§ **Given entries**:
....
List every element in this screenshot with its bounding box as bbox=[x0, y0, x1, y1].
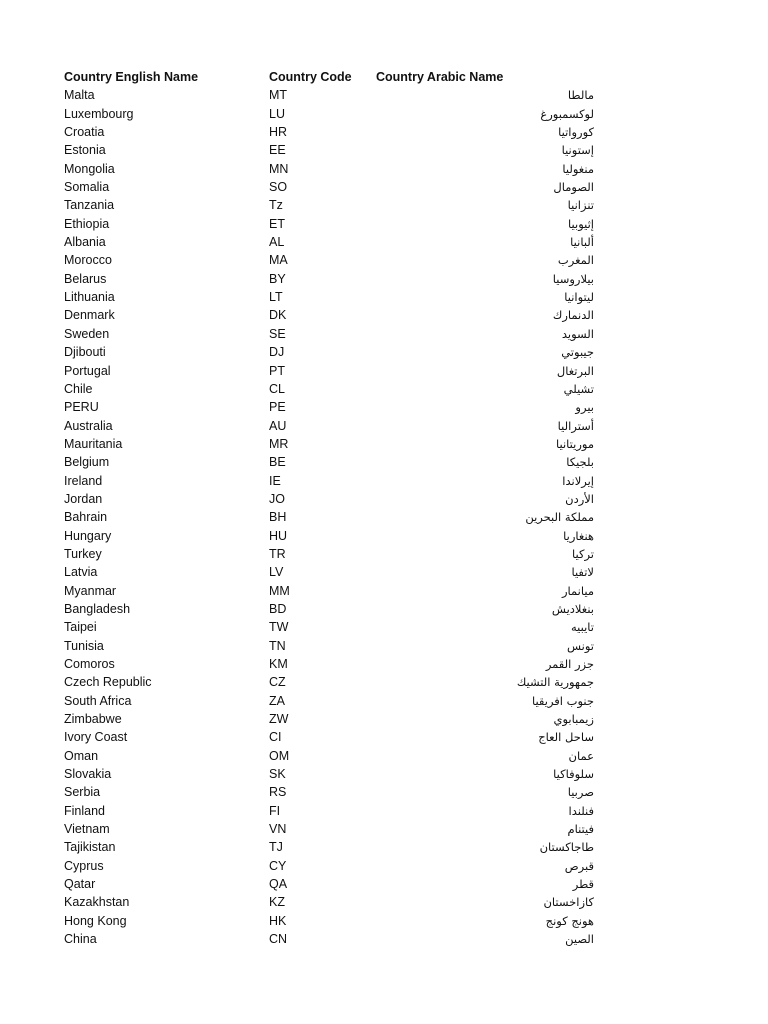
....
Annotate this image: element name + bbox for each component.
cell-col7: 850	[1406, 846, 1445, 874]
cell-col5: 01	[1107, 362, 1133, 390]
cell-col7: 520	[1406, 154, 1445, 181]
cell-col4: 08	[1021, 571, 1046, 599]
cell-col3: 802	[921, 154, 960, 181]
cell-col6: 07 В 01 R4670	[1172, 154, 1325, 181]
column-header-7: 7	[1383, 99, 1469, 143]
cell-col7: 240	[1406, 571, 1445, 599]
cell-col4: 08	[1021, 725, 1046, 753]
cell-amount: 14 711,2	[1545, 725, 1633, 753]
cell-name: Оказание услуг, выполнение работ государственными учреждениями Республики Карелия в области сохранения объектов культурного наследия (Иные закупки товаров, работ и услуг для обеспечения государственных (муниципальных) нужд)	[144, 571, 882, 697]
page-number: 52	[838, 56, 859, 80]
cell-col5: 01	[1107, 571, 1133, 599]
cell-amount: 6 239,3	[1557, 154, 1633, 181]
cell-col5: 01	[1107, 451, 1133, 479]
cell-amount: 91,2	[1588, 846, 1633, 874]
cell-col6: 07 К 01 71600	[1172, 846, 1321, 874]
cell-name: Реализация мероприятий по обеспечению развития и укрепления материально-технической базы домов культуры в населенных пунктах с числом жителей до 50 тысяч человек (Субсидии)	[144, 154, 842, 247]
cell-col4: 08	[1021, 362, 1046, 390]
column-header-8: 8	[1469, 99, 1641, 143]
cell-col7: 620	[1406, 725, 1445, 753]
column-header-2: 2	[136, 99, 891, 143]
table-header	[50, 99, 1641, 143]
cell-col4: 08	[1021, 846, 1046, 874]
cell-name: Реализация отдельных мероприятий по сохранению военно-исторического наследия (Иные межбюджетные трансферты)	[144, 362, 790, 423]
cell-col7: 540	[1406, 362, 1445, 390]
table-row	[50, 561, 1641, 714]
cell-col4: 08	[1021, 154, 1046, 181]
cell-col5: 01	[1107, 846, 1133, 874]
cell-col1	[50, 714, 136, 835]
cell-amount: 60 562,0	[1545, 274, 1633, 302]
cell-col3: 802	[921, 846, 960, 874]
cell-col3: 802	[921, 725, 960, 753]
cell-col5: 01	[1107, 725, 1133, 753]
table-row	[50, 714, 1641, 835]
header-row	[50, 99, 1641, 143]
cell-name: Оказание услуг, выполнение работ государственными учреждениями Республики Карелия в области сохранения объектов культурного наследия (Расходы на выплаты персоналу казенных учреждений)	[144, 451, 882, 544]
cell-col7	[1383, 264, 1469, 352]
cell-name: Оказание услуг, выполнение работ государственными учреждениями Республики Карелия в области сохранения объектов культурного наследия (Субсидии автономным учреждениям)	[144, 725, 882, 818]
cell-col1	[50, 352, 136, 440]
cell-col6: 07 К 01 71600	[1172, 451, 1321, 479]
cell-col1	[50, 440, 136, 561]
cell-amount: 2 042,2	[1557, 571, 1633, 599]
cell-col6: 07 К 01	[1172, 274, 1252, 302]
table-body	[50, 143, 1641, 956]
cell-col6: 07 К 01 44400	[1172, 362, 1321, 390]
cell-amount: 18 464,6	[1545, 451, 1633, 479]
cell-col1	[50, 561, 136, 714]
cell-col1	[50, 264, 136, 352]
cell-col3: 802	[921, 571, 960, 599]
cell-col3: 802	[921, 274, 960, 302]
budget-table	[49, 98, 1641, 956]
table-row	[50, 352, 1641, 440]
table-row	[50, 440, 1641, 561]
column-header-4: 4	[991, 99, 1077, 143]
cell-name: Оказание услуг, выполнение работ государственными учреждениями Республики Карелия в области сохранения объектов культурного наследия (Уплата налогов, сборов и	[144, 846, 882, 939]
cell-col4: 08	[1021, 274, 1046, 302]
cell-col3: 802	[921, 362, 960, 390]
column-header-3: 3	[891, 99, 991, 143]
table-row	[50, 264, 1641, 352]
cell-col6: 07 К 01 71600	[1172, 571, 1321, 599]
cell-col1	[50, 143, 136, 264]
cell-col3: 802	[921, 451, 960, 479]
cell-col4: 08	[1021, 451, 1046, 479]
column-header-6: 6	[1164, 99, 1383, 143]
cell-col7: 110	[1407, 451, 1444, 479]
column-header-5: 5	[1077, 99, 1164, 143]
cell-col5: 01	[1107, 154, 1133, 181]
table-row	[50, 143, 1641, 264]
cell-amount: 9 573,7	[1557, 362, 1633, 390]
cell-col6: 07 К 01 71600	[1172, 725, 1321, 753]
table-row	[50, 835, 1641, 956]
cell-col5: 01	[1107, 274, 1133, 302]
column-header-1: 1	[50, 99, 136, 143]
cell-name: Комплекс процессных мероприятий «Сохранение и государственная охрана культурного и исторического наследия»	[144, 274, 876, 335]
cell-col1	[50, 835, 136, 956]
....
§ **Problem statement**:
Give the rows above as a Markdown table with the columns Number and Record line, starting at the line that contains "Annotate this image: element" and stopping after the line that contains "571, 882, 697]". Each line goes in its own table row with its row number, and blank lines are left out.

§ **Task answer**:
| Number | Record line |
|---|---|
| 1 | Annotate this image: element name + bbox for each component. |
| 2 | cell-col7: 850	[1406, 846, 1445, 874] |
| 3 | cell-col5: 01	[1107, 362, 1133, 390] |
| 4 | cell-col7: 520	[1406, 154, 1445, 181] |
| 5 | cell-col4: 08	[1021, 571, 1046, 599] |
| 6 | cell-col3: 802	[921, 154, 960, 181] |
| 7 | cell-col6: 07 В 01 R4670	[1172, 154, 1325, 181] |
| 8 | column-header-7: 7	[1383, 99, 1469, 143] |
| 9 | cell-col7: 240	[1406, 571, 1445, 599] |
| 10 | cell-col4: 08	[1021, 725, 1046, 753] |
| 11 | cell-amount: 14 711,2	[1545, 725, 1633, 753] |
| 12 | cell-name: Оказание услуг, выполнение работ государственными учреждениями Республики Карелия в области сохранения объектов культурного наследия (Иные закупки товаров, работ и услуг для обеспечения государственных (муниципальных) нужд)	[144, 571, 882, 697] |